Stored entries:
--- Start ---

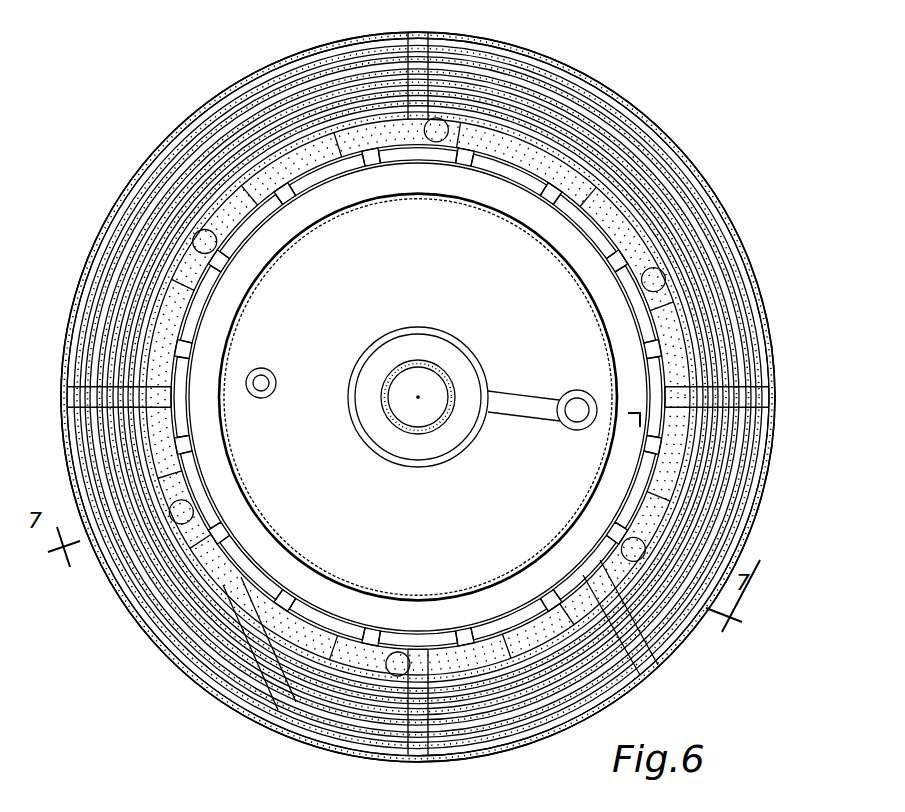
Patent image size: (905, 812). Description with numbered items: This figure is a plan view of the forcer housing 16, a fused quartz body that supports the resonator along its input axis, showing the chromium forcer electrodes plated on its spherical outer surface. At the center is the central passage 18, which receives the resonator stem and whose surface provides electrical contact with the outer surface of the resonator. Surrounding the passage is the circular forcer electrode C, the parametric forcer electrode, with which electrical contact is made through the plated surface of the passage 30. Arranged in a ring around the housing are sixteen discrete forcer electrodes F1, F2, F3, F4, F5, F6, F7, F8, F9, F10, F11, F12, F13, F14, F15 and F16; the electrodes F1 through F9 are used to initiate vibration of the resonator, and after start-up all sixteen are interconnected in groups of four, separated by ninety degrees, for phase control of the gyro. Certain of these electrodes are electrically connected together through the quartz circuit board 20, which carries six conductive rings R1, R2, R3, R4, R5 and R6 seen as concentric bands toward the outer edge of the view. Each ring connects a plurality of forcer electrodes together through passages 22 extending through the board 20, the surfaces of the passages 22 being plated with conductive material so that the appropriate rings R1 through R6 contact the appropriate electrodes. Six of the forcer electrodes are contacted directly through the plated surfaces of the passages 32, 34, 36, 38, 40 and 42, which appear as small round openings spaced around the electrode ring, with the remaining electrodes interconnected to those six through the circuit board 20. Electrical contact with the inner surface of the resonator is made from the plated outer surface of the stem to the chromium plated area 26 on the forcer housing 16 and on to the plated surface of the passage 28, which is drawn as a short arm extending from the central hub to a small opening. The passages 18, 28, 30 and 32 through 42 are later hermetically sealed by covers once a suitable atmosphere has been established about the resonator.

The forcer housing 16 is at (250, 85).
The central passage 18 is at (437, 388).
The quartz circuit board 20 is at (762, 332).
The passages 22 is at (528, 148).
The chromium plated area 26 is at (528, 403).
The passage 28 is at (574, 426).
The passage 30 is at (268, 382).
The passage 32 is at (192, 502).
The passage 34 is at (203, 252).
The passage 36 is at (424, 131).
The passage 38 is at (643, 290).
The passage 40 is at (624, 557).
The passage 42 is at (398, 652).
The circular forcer electrode C is at (400, 183).
The forcer electrode F1 is at (453, 153).
The forcer electrode F2 is at (520, 173).
The forcer electrode F3 is at (577, 227).
The forcer electrode F4 is at (640, 292).
The forcer electrode F5 is at (660, 387).
The forcer electrode F6 is at (647, 470).
The forcer electrode F7 is at (583, 578).
The forcer electrode F8 is at (487, 643).
The forcer electrode F9 is at (420, 640).
The forcer electrode F10 is at (307, 617).
The forcer electrode F11 is at (247, 567).
The forcer electrode F12 is at (203, 515).
The forcer electrode F13 is at (183, 422).
The forcer electrode F14 is at (190, 318).
The forcer electrode F15 is at (240, 232).
The forcer electrode F16 is at (310, 177).
The conductive ring R1 is at (455, 50).
The conductive ring R2 is at (491, 62).
The conductive ring R3 is at (520, 76).
The conductive ring R4 is at (540, 90).
The conductive ring R5 is at (563, 108).
The conductive ring R6 is at (592, 130).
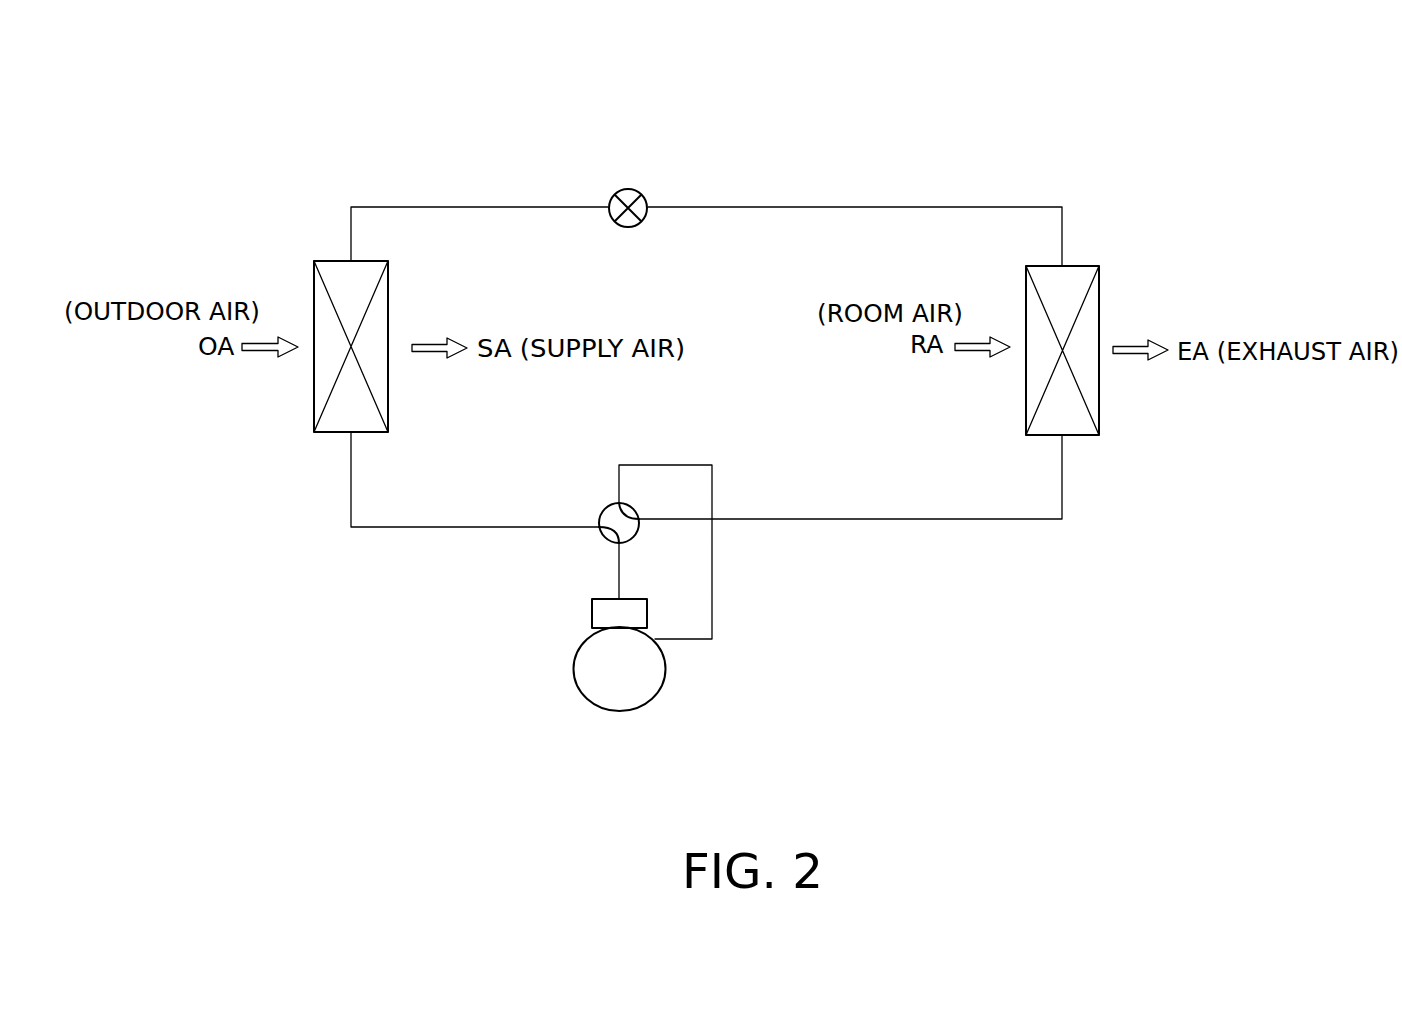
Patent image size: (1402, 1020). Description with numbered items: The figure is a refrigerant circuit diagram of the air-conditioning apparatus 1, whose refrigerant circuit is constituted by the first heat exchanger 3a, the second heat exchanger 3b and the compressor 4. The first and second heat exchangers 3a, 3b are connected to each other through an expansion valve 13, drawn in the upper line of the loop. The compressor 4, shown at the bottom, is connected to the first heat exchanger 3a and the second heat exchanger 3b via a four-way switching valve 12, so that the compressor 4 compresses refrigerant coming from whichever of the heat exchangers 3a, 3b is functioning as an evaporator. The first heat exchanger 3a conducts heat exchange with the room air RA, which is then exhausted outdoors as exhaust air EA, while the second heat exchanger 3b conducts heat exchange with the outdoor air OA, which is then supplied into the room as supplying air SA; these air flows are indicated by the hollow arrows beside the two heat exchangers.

The air-conditioning apparatus 1 is at (255, 124).
The first heat exchanger 3a is at (1099, 282).
The second heat exchanger 3b is at (318, 278).
The compressor 4 is at (648, 688).
The four-way switching valve 12 is at (603, 538).
The expansion valve 13 is at (632, 190).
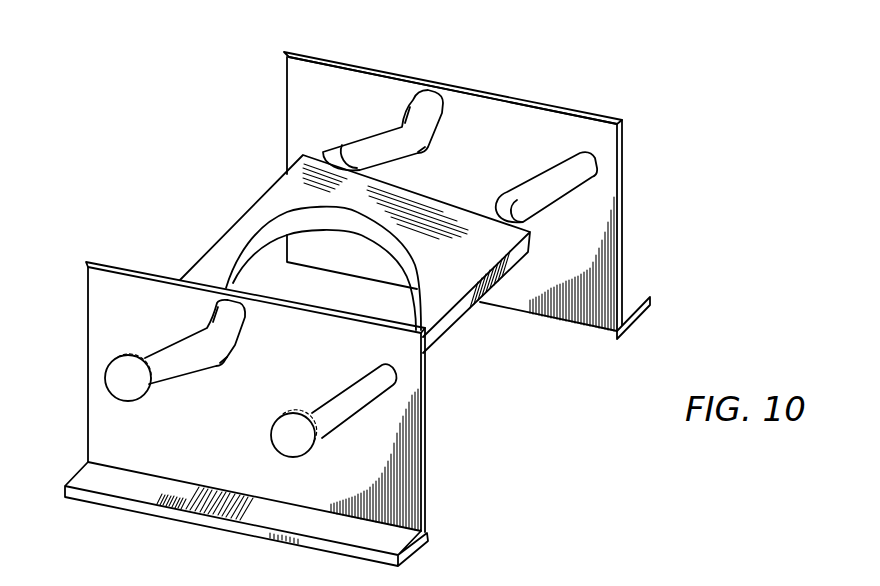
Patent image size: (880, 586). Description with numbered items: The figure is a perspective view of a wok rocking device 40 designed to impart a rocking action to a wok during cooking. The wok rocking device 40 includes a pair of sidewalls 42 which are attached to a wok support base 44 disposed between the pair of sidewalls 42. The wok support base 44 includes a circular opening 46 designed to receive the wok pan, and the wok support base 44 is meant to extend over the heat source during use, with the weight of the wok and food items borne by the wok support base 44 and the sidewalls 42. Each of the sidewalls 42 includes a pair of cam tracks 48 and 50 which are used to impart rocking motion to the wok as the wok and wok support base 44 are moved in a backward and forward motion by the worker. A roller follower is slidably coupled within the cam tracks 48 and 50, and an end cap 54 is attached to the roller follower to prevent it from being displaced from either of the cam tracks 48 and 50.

The wok rocking device 40 is at (394, 309).
The sidewalls 42 is at (302, 100).
The wok support base 44 is at (457, 289).
The circular opening 46 is at (253, 243).
The cam track 48 is at (247, 263).
The cam track 50 is at (517, 190).
The end cap 54 is at (122, 391).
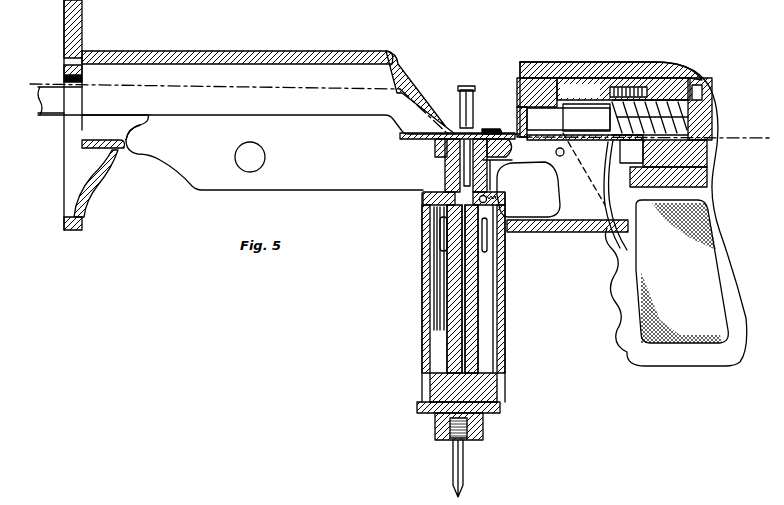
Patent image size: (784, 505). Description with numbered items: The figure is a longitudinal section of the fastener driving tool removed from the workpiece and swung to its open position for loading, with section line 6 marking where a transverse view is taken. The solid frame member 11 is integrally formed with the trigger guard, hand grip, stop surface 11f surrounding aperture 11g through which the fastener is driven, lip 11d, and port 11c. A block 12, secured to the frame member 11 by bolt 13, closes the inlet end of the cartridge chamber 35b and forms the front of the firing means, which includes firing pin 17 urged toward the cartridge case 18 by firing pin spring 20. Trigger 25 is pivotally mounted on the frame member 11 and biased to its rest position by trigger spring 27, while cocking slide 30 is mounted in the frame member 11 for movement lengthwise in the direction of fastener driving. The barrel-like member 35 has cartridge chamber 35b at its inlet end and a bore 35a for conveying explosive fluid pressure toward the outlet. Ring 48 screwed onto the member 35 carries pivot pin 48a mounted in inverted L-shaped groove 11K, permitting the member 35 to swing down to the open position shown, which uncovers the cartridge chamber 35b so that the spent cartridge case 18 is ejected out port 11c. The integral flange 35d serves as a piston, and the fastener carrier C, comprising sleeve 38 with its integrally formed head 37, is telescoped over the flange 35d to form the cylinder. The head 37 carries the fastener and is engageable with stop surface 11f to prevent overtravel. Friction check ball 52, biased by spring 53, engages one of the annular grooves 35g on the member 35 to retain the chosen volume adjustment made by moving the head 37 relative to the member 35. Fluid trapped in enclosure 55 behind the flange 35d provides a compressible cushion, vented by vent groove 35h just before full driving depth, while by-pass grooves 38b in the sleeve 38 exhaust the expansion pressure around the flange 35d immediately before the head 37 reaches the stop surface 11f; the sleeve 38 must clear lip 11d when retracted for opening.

The section line 6- 6 is at (38, 72).
The frame member 11 is at (343, 52).
The stop surface 11f is at (82, 70).
The aperture 11g is at (62, 118).
The lip 11d is at (142, 141).
The port 11c is at (403, 63).
The inverted L-shaped groove 11K is at (492, 132).
The block 12 is at (590, 62).
The bolt 13 is at (710, 80).
The firing pin 17 is at (598, 105).
The cartridge case 18 is at (460, 100).
The firing pin spring 20 is at (647, 139).
The trigger 25 is at (560, 198).
The trigger spring 27 is at (660, 175).
The cocking slide 30 is at (244, 104).
The ring 48 is at (436, 151).
The pivot pin 48a is at (497, 158).
The cartridge chamber 35b is at (450, 163).
The friction check ball 52 is at (472, 200).
The spring 53 is at (492, 207).
The by-pass groove 38b is at (440, 250).
The bore 35a is at (463, 280).
The annular groove 35g is at (484, 222).
The member 35 is at (473, 288).
The enclosure 55 is at (483, 335).
The sleeve 38 is at (422, 323).
The vent groove 35h is at (450, 353).
The flange 35d is at (435, 388).
The head 37 is at (497, 408).
The fastener carrier C is at (492, 418).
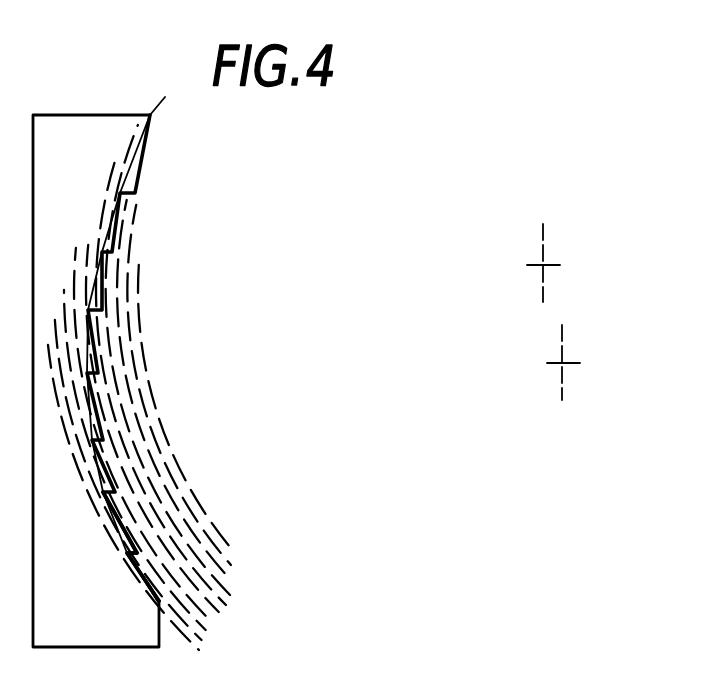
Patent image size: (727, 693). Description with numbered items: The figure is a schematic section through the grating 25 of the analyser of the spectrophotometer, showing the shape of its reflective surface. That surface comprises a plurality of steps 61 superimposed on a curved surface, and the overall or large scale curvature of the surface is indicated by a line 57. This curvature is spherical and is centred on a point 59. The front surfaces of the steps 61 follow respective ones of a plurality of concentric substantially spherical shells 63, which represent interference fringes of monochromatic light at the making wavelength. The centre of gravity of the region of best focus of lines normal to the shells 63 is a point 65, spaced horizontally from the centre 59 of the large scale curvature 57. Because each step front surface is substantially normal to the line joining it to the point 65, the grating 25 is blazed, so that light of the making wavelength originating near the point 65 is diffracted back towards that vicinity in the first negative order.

--- End ---

Copy the entries word for word, starting at the line with "Patent image size: (1402, 1020)." and ending at the line with "The compressor 4 is at (648, 688).".

Solution below ▸
Patent image size: (1402, 1020). Description with numbered items: The figure is a refrigerant circuit diagram of the air-conditioning apparatus 1, whose refrigerant circuit is constituted by the first heat exchanger 3a, the second heat exchanger 3b and the compressor 4. The first and second heat exchangers 3a, 3b are connected to each other through an expansion valve 13, drawn in the upper line of the loop. The compressor 4, shown at the bottom, is connected to the first heat exchanger 3a and the second heat exchanger 3b via a four-way switching valve 12, so that the compressor 4 compresses refrigerant coming from whichever of the heat exchangers 3a, 3b is functioning as an evaporator. The first heat exchanger 3a conducts heat exchange with the room air RA, which is then exhausted outdoors as exhaust air EA, while the second heat exchanger 3b conducts heat exchange with the outdoor air OA, which is then supplied into the room as supplying air SA; these air flows are indicated by the hollow arrows beside the two heat exchangers.

The air-conditioning apparatus 1 is at (255, 124).
The first heat exchanger 3a is at (1099, 282).
The second heat exchanger 3b is at (318, 278).
The compressor 4 is at (648, 688).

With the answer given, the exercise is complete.